━━━ Recorded information ━━━

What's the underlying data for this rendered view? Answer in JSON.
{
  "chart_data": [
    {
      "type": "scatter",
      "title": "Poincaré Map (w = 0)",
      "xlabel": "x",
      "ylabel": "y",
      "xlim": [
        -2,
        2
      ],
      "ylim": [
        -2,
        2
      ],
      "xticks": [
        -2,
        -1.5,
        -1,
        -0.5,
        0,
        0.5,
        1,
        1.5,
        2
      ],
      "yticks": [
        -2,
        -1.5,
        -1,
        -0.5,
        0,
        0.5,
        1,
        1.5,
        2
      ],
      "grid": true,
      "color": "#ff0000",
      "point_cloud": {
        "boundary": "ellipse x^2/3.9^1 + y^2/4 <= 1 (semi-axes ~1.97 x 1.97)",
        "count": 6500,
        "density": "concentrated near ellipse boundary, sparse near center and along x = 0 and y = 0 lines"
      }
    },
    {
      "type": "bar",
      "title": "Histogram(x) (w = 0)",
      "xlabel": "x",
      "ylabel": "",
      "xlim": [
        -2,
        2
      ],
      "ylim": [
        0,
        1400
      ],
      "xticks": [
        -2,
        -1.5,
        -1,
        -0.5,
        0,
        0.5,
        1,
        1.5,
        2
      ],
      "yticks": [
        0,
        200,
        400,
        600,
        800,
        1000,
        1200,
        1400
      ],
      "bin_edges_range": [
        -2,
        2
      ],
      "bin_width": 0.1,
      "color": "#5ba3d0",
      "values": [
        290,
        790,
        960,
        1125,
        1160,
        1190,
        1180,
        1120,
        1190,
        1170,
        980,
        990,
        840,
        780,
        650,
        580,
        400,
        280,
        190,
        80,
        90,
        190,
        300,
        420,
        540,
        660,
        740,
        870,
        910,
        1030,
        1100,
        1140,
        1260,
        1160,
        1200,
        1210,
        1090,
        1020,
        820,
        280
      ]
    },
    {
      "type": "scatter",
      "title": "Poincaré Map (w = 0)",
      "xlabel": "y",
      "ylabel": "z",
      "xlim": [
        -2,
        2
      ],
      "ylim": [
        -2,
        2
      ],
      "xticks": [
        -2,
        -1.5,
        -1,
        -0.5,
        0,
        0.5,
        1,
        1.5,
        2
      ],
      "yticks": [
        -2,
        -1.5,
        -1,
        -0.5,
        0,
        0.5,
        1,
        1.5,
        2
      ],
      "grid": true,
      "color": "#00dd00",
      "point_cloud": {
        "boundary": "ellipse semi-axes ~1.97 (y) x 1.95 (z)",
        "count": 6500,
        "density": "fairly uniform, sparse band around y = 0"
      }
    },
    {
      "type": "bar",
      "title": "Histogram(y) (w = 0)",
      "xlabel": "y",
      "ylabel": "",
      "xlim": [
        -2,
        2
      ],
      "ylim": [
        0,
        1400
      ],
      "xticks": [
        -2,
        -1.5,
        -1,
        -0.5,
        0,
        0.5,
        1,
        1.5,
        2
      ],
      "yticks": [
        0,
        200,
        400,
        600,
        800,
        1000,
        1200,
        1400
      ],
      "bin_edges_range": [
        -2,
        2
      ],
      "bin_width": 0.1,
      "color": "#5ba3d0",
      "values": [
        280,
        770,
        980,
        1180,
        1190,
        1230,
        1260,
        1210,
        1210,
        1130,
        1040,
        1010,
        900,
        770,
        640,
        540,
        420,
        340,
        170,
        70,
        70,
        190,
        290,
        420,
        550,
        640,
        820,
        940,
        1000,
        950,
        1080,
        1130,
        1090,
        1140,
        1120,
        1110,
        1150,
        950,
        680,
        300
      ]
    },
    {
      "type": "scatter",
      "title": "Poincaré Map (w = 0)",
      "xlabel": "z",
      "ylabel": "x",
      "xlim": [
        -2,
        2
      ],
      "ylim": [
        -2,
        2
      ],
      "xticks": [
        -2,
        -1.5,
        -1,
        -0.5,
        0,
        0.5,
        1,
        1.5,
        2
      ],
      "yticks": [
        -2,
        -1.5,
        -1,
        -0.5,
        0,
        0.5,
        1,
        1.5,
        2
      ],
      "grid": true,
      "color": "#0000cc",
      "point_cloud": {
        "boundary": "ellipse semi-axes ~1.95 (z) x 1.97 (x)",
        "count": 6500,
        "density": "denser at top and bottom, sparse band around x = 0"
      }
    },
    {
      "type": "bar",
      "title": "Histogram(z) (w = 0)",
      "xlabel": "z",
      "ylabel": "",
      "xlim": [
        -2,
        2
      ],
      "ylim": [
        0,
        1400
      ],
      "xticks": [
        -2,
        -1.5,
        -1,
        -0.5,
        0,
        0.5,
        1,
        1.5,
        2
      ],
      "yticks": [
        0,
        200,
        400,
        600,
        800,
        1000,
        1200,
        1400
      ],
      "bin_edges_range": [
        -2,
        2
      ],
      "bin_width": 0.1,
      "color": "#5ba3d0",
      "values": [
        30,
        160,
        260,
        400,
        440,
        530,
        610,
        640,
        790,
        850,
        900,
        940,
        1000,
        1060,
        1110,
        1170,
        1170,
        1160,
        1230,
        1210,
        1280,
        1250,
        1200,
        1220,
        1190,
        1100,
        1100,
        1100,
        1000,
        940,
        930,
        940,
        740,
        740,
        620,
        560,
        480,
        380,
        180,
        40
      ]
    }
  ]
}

━━━

Using the data above, copy each line that contains "semi".

| Result of this exercise |
        "boundary": "ellipse x^2/3.9^1 + y^2/4 <= 1 (semi-axes ~1.97 x 1.97)",
        "boundary": "ellipse semi-axes ~1.97 (y) x 1.95 (z)",
        "boundary": "ellipse semi-axes ~1.95 (z) x 1.97 (x)",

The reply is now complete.